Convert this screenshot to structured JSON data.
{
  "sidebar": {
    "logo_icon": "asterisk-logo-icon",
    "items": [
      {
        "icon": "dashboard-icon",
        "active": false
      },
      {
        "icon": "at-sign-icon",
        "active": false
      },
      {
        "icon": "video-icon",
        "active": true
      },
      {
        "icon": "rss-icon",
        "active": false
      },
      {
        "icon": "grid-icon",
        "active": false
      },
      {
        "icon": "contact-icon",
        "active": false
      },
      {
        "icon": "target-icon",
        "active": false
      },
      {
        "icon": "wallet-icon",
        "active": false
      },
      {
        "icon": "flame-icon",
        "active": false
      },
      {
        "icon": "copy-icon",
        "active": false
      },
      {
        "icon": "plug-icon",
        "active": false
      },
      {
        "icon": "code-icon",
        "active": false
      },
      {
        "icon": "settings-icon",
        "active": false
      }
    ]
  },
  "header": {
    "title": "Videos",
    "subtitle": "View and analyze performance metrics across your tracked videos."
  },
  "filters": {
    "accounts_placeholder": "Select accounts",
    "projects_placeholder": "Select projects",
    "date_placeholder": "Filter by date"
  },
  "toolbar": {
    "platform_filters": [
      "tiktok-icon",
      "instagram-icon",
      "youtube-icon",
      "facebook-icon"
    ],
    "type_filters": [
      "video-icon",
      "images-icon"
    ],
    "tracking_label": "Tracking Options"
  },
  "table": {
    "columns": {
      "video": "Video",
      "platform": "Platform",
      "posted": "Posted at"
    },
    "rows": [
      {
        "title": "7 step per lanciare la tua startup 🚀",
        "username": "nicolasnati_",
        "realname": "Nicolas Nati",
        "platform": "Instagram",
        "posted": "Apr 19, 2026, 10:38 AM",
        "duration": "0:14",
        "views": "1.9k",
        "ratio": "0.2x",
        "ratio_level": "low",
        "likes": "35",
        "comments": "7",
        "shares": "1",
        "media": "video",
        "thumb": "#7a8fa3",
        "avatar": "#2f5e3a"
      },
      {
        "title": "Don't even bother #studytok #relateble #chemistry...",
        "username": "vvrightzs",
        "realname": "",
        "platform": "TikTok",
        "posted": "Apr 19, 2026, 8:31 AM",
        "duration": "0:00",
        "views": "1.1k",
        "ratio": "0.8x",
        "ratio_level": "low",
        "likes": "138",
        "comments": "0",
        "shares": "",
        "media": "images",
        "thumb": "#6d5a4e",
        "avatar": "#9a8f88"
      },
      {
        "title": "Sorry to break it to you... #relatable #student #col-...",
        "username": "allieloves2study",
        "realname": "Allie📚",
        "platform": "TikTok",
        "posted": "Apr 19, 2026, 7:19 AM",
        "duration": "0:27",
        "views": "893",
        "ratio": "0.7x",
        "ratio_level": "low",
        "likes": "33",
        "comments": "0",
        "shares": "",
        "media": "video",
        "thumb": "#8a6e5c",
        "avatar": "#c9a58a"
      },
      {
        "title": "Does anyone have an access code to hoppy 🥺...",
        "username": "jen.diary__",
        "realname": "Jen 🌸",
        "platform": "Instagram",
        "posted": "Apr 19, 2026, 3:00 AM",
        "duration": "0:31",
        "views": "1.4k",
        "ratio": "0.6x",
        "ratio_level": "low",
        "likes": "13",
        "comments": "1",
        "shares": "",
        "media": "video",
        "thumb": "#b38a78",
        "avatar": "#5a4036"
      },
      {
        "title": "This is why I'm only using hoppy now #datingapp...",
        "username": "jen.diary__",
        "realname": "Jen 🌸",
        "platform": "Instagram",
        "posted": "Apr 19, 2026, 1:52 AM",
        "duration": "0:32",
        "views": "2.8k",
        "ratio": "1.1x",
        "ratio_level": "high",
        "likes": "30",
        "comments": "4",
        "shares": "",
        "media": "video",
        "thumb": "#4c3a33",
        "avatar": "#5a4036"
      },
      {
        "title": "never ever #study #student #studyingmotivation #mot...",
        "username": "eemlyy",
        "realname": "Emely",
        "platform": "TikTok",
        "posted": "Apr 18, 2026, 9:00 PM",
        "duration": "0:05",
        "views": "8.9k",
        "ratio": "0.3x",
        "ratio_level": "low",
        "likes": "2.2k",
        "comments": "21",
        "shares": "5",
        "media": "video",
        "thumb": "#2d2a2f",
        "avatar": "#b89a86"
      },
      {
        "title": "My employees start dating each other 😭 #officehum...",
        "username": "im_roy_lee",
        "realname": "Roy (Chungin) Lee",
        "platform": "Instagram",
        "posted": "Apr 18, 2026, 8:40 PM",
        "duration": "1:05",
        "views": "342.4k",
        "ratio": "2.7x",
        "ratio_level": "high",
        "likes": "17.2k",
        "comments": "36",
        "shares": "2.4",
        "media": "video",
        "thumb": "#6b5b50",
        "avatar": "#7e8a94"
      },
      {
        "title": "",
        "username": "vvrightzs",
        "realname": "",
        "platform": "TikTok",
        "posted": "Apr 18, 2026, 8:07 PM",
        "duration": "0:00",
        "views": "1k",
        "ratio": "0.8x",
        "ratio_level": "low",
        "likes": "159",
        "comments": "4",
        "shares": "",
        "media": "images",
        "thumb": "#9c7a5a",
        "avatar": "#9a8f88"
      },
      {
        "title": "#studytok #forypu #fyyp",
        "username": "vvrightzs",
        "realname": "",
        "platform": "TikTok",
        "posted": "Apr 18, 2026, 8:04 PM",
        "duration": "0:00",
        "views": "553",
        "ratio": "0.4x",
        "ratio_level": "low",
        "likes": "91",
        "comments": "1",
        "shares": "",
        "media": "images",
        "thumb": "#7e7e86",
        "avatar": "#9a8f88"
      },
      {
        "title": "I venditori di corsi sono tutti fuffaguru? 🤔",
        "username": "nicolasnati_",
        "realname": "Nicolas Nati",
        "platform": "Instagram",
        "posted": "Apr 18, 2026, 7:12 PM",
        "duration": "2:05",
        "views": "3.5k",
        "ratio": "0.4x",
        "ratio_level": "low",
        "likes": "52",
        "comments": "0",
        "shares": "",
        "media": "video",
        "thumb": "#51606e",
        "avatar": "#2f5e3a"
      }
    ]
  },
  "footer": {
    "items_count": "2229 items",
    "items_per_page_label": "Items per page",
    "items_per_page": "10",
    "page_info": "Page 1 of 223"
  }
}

» Stated exercise:
Repeat every record, keeping each word and mark exactly as it is.

» Output for this exercise:
Convert this screenshot to structured JSON data.
{
  "sidebar": {
    "logo_icon": "asterisk-logo-icon",
    "items": [
      {
        "icon": "dashboard-icon",
        "active": false
      },
      {
        "icon": "at-sign-icon",
        "active": false
      },
      {
        "icon": "video-icon",
        "active": true
      },
      {
        "icon": "rss-icon",
        "active": false
      },
      {
        "icon": "grid-icon",
        "active": false
      },
      {
        "icon": "contact-icon",
        "active": false
      },
      {
        "icon": "target-icon",
        "active": false
      },
      {
        "icon": "wallet-icon",
        "active": false
      },
      {
        "icon": "flame-icon",
        "active": false
      },
      {
        "icon": "copy-icon",
        "active": false
      },
      {
        "icon": "plug-icon",
        "active": false
      },
      {
        "icon": "code-icon",
        "active": false
      },
      {
        "icon": "settings-icon",
        "active": false
      }
    ]
  },
  "header": {
    "title": "Videos",
    "subtitle": "View and analyze performance metrics across your tracked videos."
  },
  "filters": {
    "accounts_placeholder": "Select accounts",
    "projects_placeholder": "Select projects",
    "date_placeholder": "Filter by date"
  },
  "toolbar": {
    "platform_filters": [
      "tiktok-icon",
      "instagram-icon",
      "youtube-icon",
      "facebook-icon"
    ],
    "type_filters": [
      "video-icon",
      "images-icon"
    ],
    "tracking_label": "Tracking Options"
  },
  "table": {
    "columns": {
      "video": "Video",
      "platform": "Platform",
      "posted": "Posted at"
    },
    "rows": [
      {
        "title": "7 step per lanciare la tua startup 🚀",
        "username": "nicolasnati_",
        "realname": "Nicolas Nati",
        "platform": "Instagram",
        "posted": "Apr 19, 2026, 10:38 AM",
        "duration": "0:14",
        "views": "1.9k",
        "ratio": "0.2x",
        "ratio_level": "low",
        "likes": "35",
        "comments": "7",
        "shares": "1",
        "media": "video",
        "thumb": "#7a8fa3",
        "avatar": "#2f5e3a"
      },
      {
        "title": "Don't even bother #studytok #relateble #chemistry...",
        "username": "vvrightzs",
        "realname": "",
        "platform": "TikTok",
        "posted": "Apr 19, 2026, 8:31 AM",
        "duration": "0:00",
        "views": "1.1k",
        "ratio": "0.8x",
        "ratio_level": "low",
        "likes": "138",
        "comments": "0",
        "shares": "",
        "media": "images",
        "thumb": "#6d5a4e",
        "avatar": "#9a8f88"
      },
      {
        "title": "Sorry to break it to you... #relatable #student #col-...",
        "username": "allieloves2study",
        "realname": "Allie📚",
        "platform": "TikTok",
        "posted": "Apr 19, 2026, 7:19 AM",
        "duration": "0:27",
        "views": "893",
        "ratio": "0.7x",
        "ratio_level": "low",
        "likes": "33",
        "comments": "0",
        "shares": "",
        "media": "video",
        "thumb": "#8a6e5c",
        "avatar": "#c9a58a"
      },
      {
        "title": "Does anyone have an access code to hoppy 🥺...",
        "username": "jen.diary__",
        "realname": "Jen 🌸",
        "platform": "Instagram",
        "posted": "Apr 19, 2026, 3:00 AM",
        "duration": "0:31",
        "views": "1.4k",
        "ratio": "0.6x",
        "ratio_level": "low",
        "likes": "13",
        "comments": "1",
        "shares": "",
        "media": "video",
        "thumb": "#b38a78",
        "avatar": "#5a4036"
      },
      {
        "title": "This is why I'm only using hoppy now #datingapp...",
        "username": "jen.diary__",
        "realname": "Jen 🌸",
        "platform": "Instagram",
        "posted": "Apr 19, 2026, 1:52 AM",
        "duration": "0:32",
        "views": "2.8k",
        "ratio": "1.1x",
        "ratio_level": "high",
        "likes": "30",
        "comments": "4",
        "shares": "",
        "media": "video",
        "thumb": "#4c3a33",
        "avatar": "#5a4036"
      },
      {
        "title": "never ever #study #student #studyingmotivation #mot...",
        "username": "eemlyy",
        "realname": "Emely",
        "platform": "TikTok",
        "posted": "Apr 18, 2026, 9:00 PM",
        "duration": "0:05",
        "views": "8.9k",
        "ratio": "0.3x",
        "ratio_level": "low",
        "likes": "2.2k",
        "comments": "21",
        "shares": "5",
        "media": "video",
        "thumb": "#2d2a2f",
        "avatar": "#b89a86"
      },
      {
        "title": "My employees start dating each other 😭 #officehum...",
        "username": "im_roy_lee",
        "realname": "Roy (Chungin) Lee",
        "platform": "Instagram",
        "posted": "Apr 18, 2026, 8:40 PM",
        "duration": "1:05",
        "views": "342.4k",
        "ratio": "2.7x",
        "ratio_level": "high",
        "likes": "17.2k",
        "comments": "36",
        "shares": "2.4",
        "media": "video",
        "thumb": "#6b5b50",
        "avatar": "#7e8a94"
      },
      {
        "title": "",
        "username": "vvrightzs",
        "realname": "",
        "platform": "TikTok",
        "posted": "Apr 18, 2026, 8:07 PM",
        "duration": "0:00",
        "views": "1k",
        "ratio": "0.8x",
        "ratio_level": "low",
        "likes": "159",
        "comments": "4",
        "shares": "",
        "media": "images",
        "thumb": "#9c7a5a",
        "avatar": "#9a8f88"
      },
      {
        "title": "#studytok #forypu #fyyp",
        "username": "vvrightzs",
        "realname": "",
        "platform": "TikTok",
        "posted": "Apr 18, 2026, 8:04 PM",
        "duration": "0:00",
        "views": "553",
        "ratio": "0.4x",
        "ratio_level": "low",
        "likes": "91",
        "comments": "1",
        "shares": "",
        "media": "images",
        "thumb": "#7e7e86",
        "avatar": "#9a8f88"
      },
      {
        "title": "I venditori di corsi sono tutti fuffaguru? 🤔",
        "username": "nicolasnati_",
        "realname": "Nicolas Nati",
        "platform": "Instagram",
        "posted": "Apr 18, 2026, 7:12 PM",
        "duration": "2:05",
        "views": "3.5k",
        "ratio": "0.4x",
        "ratio_level": "low",
        "likes": "52",
        "comments": "0",
        "shares": "",
        "media": "video",
        "thumb": "#51606e",
        "avatar": "#2f5e3a"
      }
    ]
  },
  "footer": {
    "items_count": "2229 items",
    "items_per_page_label": "Items per page",
    "items_per_page": "10",
    "page_info": "Page 1 of 223"
  }
}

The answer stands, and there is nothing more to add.